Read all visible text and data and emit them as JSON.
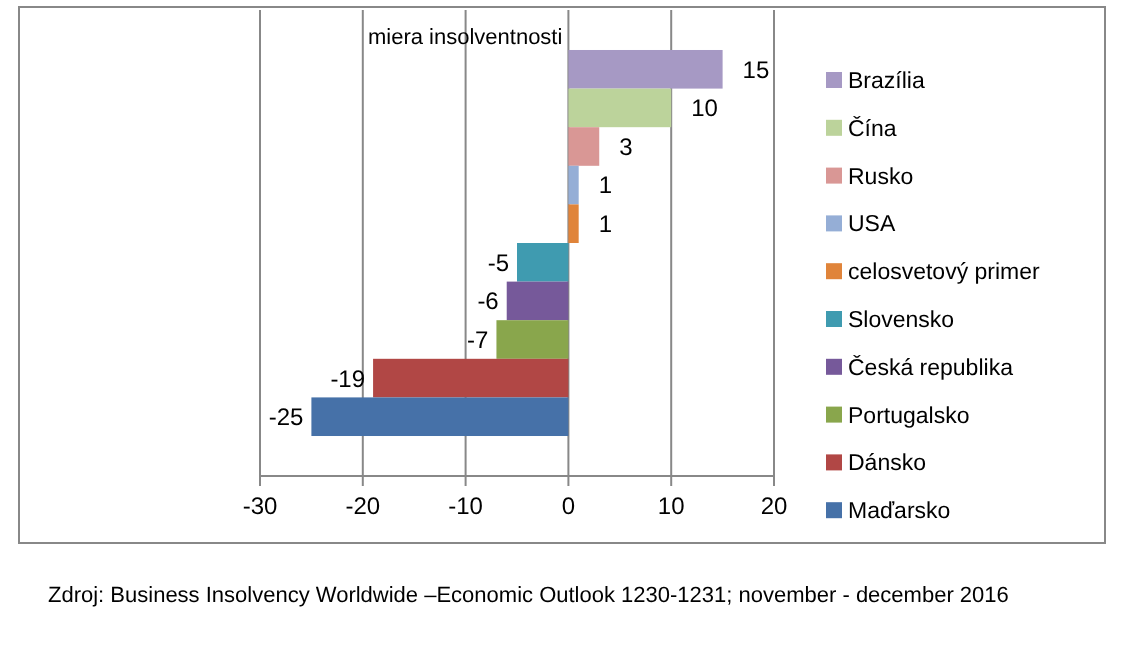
{
  "chart_data": {
    "type": "bar",
    "orientation": "horizontal",
    "title": "miera insolventnosti",
    "categories": [
      null
    ],
    "series": [
      {
        "name": "Brazília",
        "color": "#a699c4",
        "values": [
          15
        ]
      },
      {
        "name": "Čína",
        "color": "#bcd39b",
        "values": [
          10
        ]
      },
      {
        "name": "Rusko",
        "color": "#d99795",
        "values": [
          3
        ]
      },
      {
        "name": "USA",
        "color": "#95aed6",
        "values": [
          1
        ]
      },
      {
        "name": "celosvetový primer",
        "color": "#e0843a",
        "values": [
          1
        ]
      },
      {
        "name": "Slovensko",
        "color": "#3f9bb0",
        "values": [
          -5
        ]
      },
      {
        "name": "Česká republika",
        "color": "#76599a",
        "values": [
          -6
        ]
      },
      {
        "name": "Portugalsko",
        "color": "#89a64c",
        "values": [
          -7
        ]
      },
      {
        "name": "Dánsko",
        "color": "#b14745",
        "values": [
          -19
        ]
      },
      {
        "name": "Maďarsko",
        "color": "#4671a8",
        "values": [
          -25
        ]
      }
    ],
    "xlim": [
      -30,
      20
    ],
    "xticks": [
      -30,
      -20,
      -10,
      0,
      10,
      20
    ],
    "grid": "x",
    "legend": "right",
    "data_labels": true,
    "annotations": [
      "Zdroj: Business Insolvency Worldwide –Economic Outlook 1230-1231; november - december 2016"
    ]
  }
}
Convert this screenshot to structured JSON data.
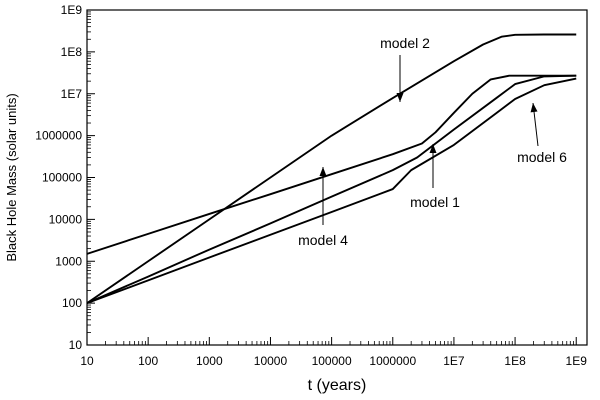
{
  "chart_data": {
    "type": "line",
    "title": "",
    "xlabel": "t (years)",
    "ylabel": "Black Hole Mass (solar units)",
    "x_scale": "log",
    "y_scale": "log",
    "xlim": [
      10,
      1500000000
    ],
    "ylim": [
      10,
      1000000000
    ],
    "grid": false,
    "x_tick_labels": [
      {
        "value": 10,
        "label": "10"
      },
      {
        "value": 100,
        "label": "100"
      },
      {
        "value": 1000,
        "label": "1000"
      },
      {
        "value": 10000,
        "label": "10000"
      },
      {
        "value": 100000,
        "label": "100000"
      },
      {
        "value": 1000000,
        "label": "1000000"
      },
      {
        "value": 10000000,
        "label": "1E7"
      },
      {
        "value": 100000000,
        "label": "1E8"
      },
      {
        "value": 1000000000,
        "label": "1E9"
      }
    ],
    "y_tick_labels": [
      {
        "value": 10,
        "label": "10"
      },
      {
        "value": 100,
        "label": "100"
      },
      {
        "value": 1000,
        "label": "1000"
      },
      {
        "value": 10000,
        "label": "10000"
      },
      {
        "value": 100000,
        "label": "100000"
      },
      {
        "value": 1000000,
        "label": "1000000"
      },
      {
        "value": 10000000,
        "label": "1E7"
      },
      {
        "value": 100000000,
        "label": "1E8"
      },
      {
        "value": 1000000000,
        "label": "1E9"
      }
    ],
    "series": [
      {
        "values": [
          [
            10,
            100
          ],
          [
            100,
            1000
          ],
          [
            1000,
            10000
          ],
          [
            10000,
            100000
          ],
          [
            100000,
            1000000
          ],
          [
            1000000,
            7900000
          ],
          [
            10000000,
            60000000
          ],
          [
            30000000,
            150000000
          ],
          [
            60000000,
            230000000
          ],
          [
            100000000,
            255000000
          ],
          [
            300000000,
            260000000
          ],
          [
            1000000000,
            260000000
          ]
        ]
      },
      {
        "values": [
          [
            10,
            1500
          ],
          [
            100,
            4500
          ],
          [
            1000,
            13500
          ],
          [
            10000,
            40000
          ],
          [
            100000,
            120000
          ],
          [
            1000000,
            360000
          ],
          [
            3000000,
            650000
          ],
          [
            5000000,
            1200000
          ],
          [
            10000000,
            3500000
          ],
          [
            20000000,
            10000000
          ],
          [
            40000000,
            22000000
          ],
          [
            80000000,
            27000000
          ],
          [
            1000000000,
            27000000
          ]
        ]
      },
      {
        "values": [
          [
            10,
            100
          ],
          [
            100,
            430
          ],
          [
            1000,
            1900
          ],
          [
            10000,
            8000
          ],
          [
            100000,
            35000
          ],
          [
            1000000,
            150000
          ],
          [
            2500000,
            300000
          ],
          [
            10000000,
            1400000
          ],
          [
            50000000,
            8000000
          ],
          [
            100000000,
            17000000
          ],
          [
            300000000,
            26000000
          ],
          [
            1000000000,
            27000000
          ]
        ]
      },
      {
        "values": [
          [
            10,
            100
          ],
          [
            100,
            350
          ],
          [
            1000,
            1230
          ],
          [
            10000,
            4300
          ],
          [
            100000,
            15000
          ],
          [
            1000000,
            53000
          ],
          [
            2000000,
            150000
          ],
          [
            10000000,
            600000
          ],
          [
            50000000,
            3500000
          ],
          [
            100000000,
            7500000
          ],
          [
            300000000,
            16000000
          ],
          [
            1000000000,
            23000000
          ]
        ]
      }
    ],
    "annotations": [
      {
        "text": "model 2",
        "at": [
          4000000,
          10000000
        ]
      },
      {
        "text": "model 4",
        "at": [
          70000,
          160000
        ]
      },
      {
        "text": "model 1",
        "at": [
          4500000,
          850000
        ]
      },
      {
        "text": "model 6",
        "at": [
          200000000,
          7000000
        ]
      }
    ],
    "legend": "none"
  }
}
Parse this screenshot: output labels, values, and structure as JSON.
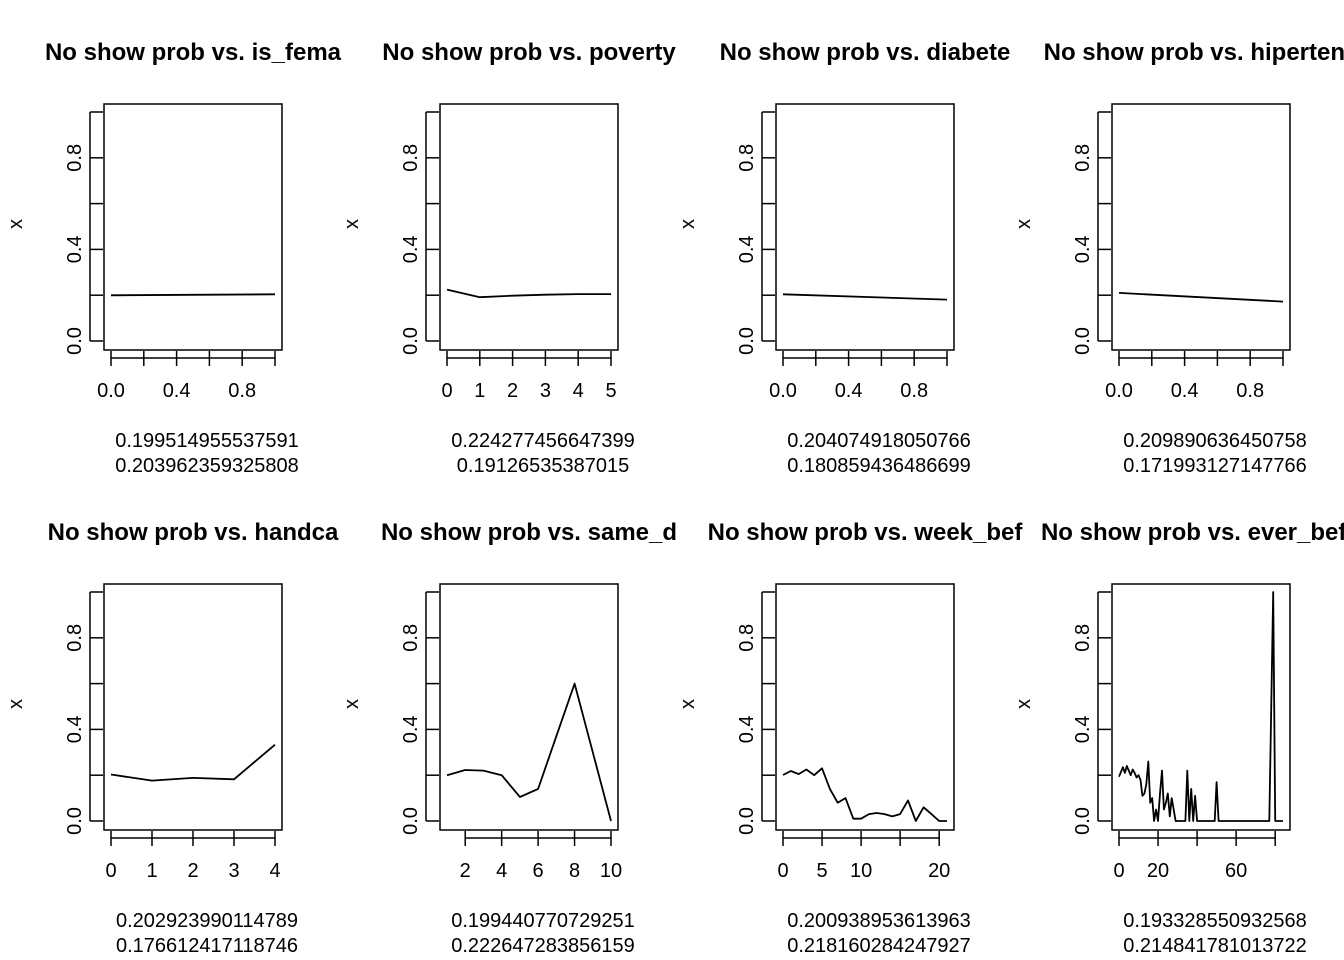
{
  "chart_data": [
    {
      "type": "line",
      "title": "No show prob vs. is_fema",
      "ylabel": "x",
      "xlim": [
        0,
        1
      ],
      "ylim": [
        0,
        1
      ],
      "xticks": [
        0,
        0.2,
        0.4,
        0.6,
        0.8,
        1.0
      ],
      "xtick_labels": [
        "0.0",
        "",
        "0.4",
        "",
        "0.8",
        ""
      ],
      "yticks": [
        0,
        0.2,
        0.4,
        0.6,
        0.8,
        1.0
      ],
      "ytick_labels": [
        "0.0",
        "",
        "0.4",
        "",
        "0.8",
        ""
      ],
      "x": [
        0,
        1
      ],
      "y": [
        0.1995,
        0.204
      ],
      "footer": [
        "0.199514955537591",
        "0.203962359325808"
      ]
    },
    {
      "type": "line",
      "title": "No show prob vs. poverty",
      "ylabel": "x",
      "xlim": [
        0,
        5
      ],
      "ylim": [
        0,
        1
      ],
      "xticks": [
        0,
        1,
        2,
        3,
        4,
        5
      ],
      "xtick_labels": [
        "0",
        "1",
        "2",
        "3",
        "4",
        "5"
      ],
      "yticks": [
        0,
        0.2,
        0.4,
        0.6,
        0.8,
        1.0
      ],
      "ytick_labels": [
        "0.0",
        "",
        "0.4",
        "",
        "0.8",
        ""
      ],
      "x": [
        0,
        1,
        2,
        3,
        4,
        5
      ],
      "y": [
        0.2243,
        0.1913,
        0.198,
        0.202,
        0.205,
        0.205
      ],
      "footer": [
        "0.224277456647399",
        "0.19126535387015"
      ]
    },
    {
      "type": "line",
      "title": "No show prob vs. diabete",
      "ylabel": "x",
      "xlim": [
        0,
        1
      ],
      "ylim": [
        0,
        1
      ],
      "xticks": [
        0,
        0.2,
        0.4,
        0.6,
        0.8,
        1.0
      ],
      "xtick_labels": [
        "0.0",
        "",
        "0.4",
        "",
        "0.8",
        ""
      ],
      "yticks": [
        0,
        0.2,
        0.4,
        0.6,
        0.8,
        1.0
      ],
      "ytick_labels": [
        "0.0",
        "",
        "0.4",
        "",
        "0.8",
        ""
      ],
      "x": [
        0,
        1
      ],
      "y": [
        0.2041,
        0.1809
      ],
      "footer": [
        "0.204074918050766",
        "0.180859436486699"
      ]
    },
    {
      "type": "line",
      "title": "No show prob vs. hipertens",
      "ylabel": "x",
      "xlim": [
        0,
        1
      ],
      "ylim": [
        0,
        1
      ],
      "xticks": [
        0,
        0.2,
        0.4,
        0.6,
        0.8,
        1.0
      ],
      "xtick_labels": [
        "0.0",
        "",
        "0.4",
        "",
        "0.8",
        ""
      ],
      "yticks": [
        0,
        0.2,
        0.4,
        0.6,
        0.8,
        1.0
      ],
      "ytick_labels": [
        "0.0",
        "",
        "0.4",
        "",
        "0.8",
        ""
      ],
      "x": [
        0,
        1
      ],
      "y": [
        0.2099,
        0.172
      ],
      "footer": [
        "0.209890636450758",
        "0.171993127147766"
      ]
    },
    {
      "type": "line",
      "title": "No show prob vs. handca",
      "ylabel": "x",
      "xlim": [
        0,
        4
      ],
      "ylim": [
        0,
        1
      ],
      "xticks": [
        0,
        1,
        2,
        3,
        4
      ],
      "xtick_labels": [
        "0",
        "1",
        "2",
        "3",
        "4"
      ],
      "yticks": [
        0,
        0.2,
        0.4,
        0.6,
        0.8,
        1.0
      ],
      "ytick_labels": [
        "0.0",
        "",
        "0.4",
        "",
        "0.8",
        ""
      ],
      "x": [
        0,
        1,
        2,
        3,
        4
      ],
      "y": [
        0.2029,
        0.1766,
        0.188,
        0.182,
        0.333
      ],
      "footer": [
        "0.202923990114789",
        "0.176612417118746"
      ]
    },
    {
      "type": "line",
      "title": "No show prob vs. same_d",
      "ylabel": "x",
      "xlim": [
        1,
        10
      ],
      "ylim": [
        0,
        1
      ],
      "xticks": [
        2,
        4,
        6,
        8,
        10
      ],
      "xtick_labels": [
        "2",
        "4",
        "6",
        "8",
        "10"
      ],
      "yticks": [
        0,
        0.2,
        0.4,
        0.6,
        0.8,
        1.0
      ],
      "ytick_labels": [
        "0.0",
        "",
        "0.4",
        "",
        "0.8",
        ""
      ],
      "x": [
        1,
        2,
        3,
        4,
        5,
        6,
        7,
        8,
        9,
        10
      ],
      "y": [
        0.1994,
        0.2226,
        0.22,
        0.2,
        0.105,
        0.14,
        0.37,
        0.6,
        0.3,
        0.0
      ],
      "footer": [
        "0.199440770729251",
        "0.222647283856159"
      ]
    },
    {
      "type": "line",
      "title": "No show prob vs. week_bef",
      "ylabel": "x",
      "xlim": [
        0,
        21
      ],
      "ylim": [
        0,
        1
      ],
      "xticks": [
        0,
        5,
        10,
        15,
        20
      ],
      "xtick_labels": [
        "0",
        "5",
        "10",
        "",
        "20"
      ],
      "yticks": [
        0,
        0.2,
        0.4,
        0.6,
        0.8,
        1.0
      ],
      "ytick_labels": [
        "0.0",
        "",
        "0.4",
        "",
        "0.8",
        ""
      ],
      "x": [
        0,
        1,
        2,
        3,
        4,
        5,
        6,
        7,
        8,
        9,
        10,
        11,
        12,
        13,
        14,
        15,
        16,
        17,
        18,
        19,
        20,
        21
      ],
      "y": [
        0.2009,
        0.2182,
        0.205,
        0.225,
        0.2,
        0.23,
        0.14,
        0.08,
        0.1,
        0.01,
        0.01,
        0.03,
        0.035,
        0.03,
        0.02,
        0.03,
        0.09,
        0.0,
        0.06,
        0.03,
        0.0,
        0.0
      ],
      "footer": [
        "0.200938953613963",
        "0.218160284247927"
      ]
    },
    {
      "type": "line",
      "title": "No show prob vs. ever_befo",
      "ylabel": "x",
      "xlim": [
        0,
        84
      ],
      "ylim": [
        0,
        1
      ],
      "xticks": [
        0,
        20,
        40,
        60,
        80
      ],
      "xtick_labels": [
        "0",
        "20",
        "",
        "60",
        ""
      ],
      "yticks": [
        0,
        0.2,
        0.4,
        0.6,
        0.8,
        1.0
      ],
      "ytick_labels": [
        "0.0",
        "",
        "0.4",
        "",
        "0.8",
        ""
      ],
      "x": [
        0,
        1,
        2,
        3,
        4,
        5,
        6,
        7,
        8,
        9,
        10,
        11,
        12,
        13,
        14,
        15,
        16,
        17,
        18,
        19,
        20,
        21,
        22,
        23,
        24,
        25,
        26,
        27,
        28,
        29,
        30,
        31,
        32,
        33,
        34,
        35,
        36,
        37,
        38,
        39,
        40,
        41,
        42,
        43,
        44,
        45,
        46,
        47,
        48,
        49,
        50,
        51,
        52,
        55,
        60,
        65,
        70,
        75,
        77,
        79,
        80,
        81,
        82,
        84
      ],
      "y": [
        0.1933,
        0.2148,
        0.235,
        0.21,
        0.24,
        0.22,
        0.2,
        0.225,
        0.21,
        0.19,
        0.2,
        0.18,
        0.11,
        0.12,
        0.16,
        0.26,
        0.08,
        0.1,
        0.0,
        0.05,
        0.0,
        0.12,
        0.22,
        0.05,
        0.08,
        0.12,
        0.02,
        0.1,
        0.05,
        0.0,
        0.0,
        0.0,
        0.0,
        0.0,
        0.0,
        0.22,
        0.0,
        0.14,
        0.0,
        0.11,
        0.0,
        0.0,
        0.0,
        0.0,
        0.0,
        0.0,
        0.0,
        0.0,
        0.0,
        0.0,
        0.17,
        0.0,
        0.0,
        0.0,
        0.0,
        0.0,
        0.0,
        0.0,
        0.0,
        1.0,
        0.0,
        0.0,
        0.0,
        0.0
      ],
      "footer": [
        "0.193328550932568",
        "0.214841781013722"
      ]
    }
  ]
}
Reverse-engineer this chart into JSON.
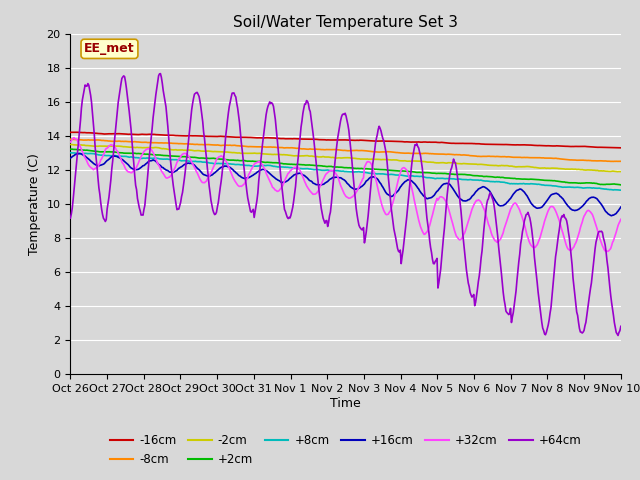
{
  "title": "Soil/Water Temperature Set 3",
  "xlabel": "Time",
  "ylabel": "Temperature (C)",
  "ylim": [
    0,
    20
  ],
  "xlim": [
    0,
    15
  ],
  "bg_color": "#d8d8d8",
  "annotation_text": "EE_met",
  "annotation_bg": "#ffffcc",
  "annotation_border": "#cc9900",
  "annotation_text_color": "#990000",
  "x_tick_labels": [
    "Oct 26",
    "Oct 27",
    "Oct 28",
    "Oct 29",
    "Oct 30",
    "Oct 31",
    "Nov 1",
    "Nov 2",
    "Nov 3",
    "Nov 4",
    "Nov 5",
    "Nov 6",
    "Nov 7",
    "Nov 8",
    "Nov 9",
    "Nov 10"
  ],
  "series_order": [
    "-16cm",
    "-8cm",
    "-2cm",
    "+2cm",
    "+8cm",
    "+16cm",
    "+32cm",
    "+64cm"
  ],
  "series": {
    "-16cm": {
      "color": "#cc0000",
      "lw": 1.2
    },
    "-8cm": {
      "color": "#ff8800",
      "lw": 1.2
    },
    "-2cm": {
      "color": "#cccc00",
      "lw": 1.2
    },
    "+2cm": {
      "color": "#00bb00",
      "lw": 1.2
    },
    "+8cm": {
      "color": "#00bbbb",
      "lw": 1.2
    },
    "+16cm": {
      "color": "#0000bb",
      "lw": 1.2
    },
    "+32cm": {
      "color": "#ff44ff",
      "lw": 1.2
    },
    "+64cm": {
      "color": "#9900cc",
      "lw": 1.2
    }
  },
  "grid_color": "#ffffff",
  "tick_fontsize": 8,
  "label_fontsize": 9,
  "title_fontsize": 11
}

• **Short task**
Return every line in the listing that contains the word "JSON".

• **Answer in full**
Read all visible text and data and emit them as JSON.
Convert this screenshot to structured JSON data.
Parse this screenshot: output labels, values, and structure as JSON.
Reverse-engineer this chart into JSON.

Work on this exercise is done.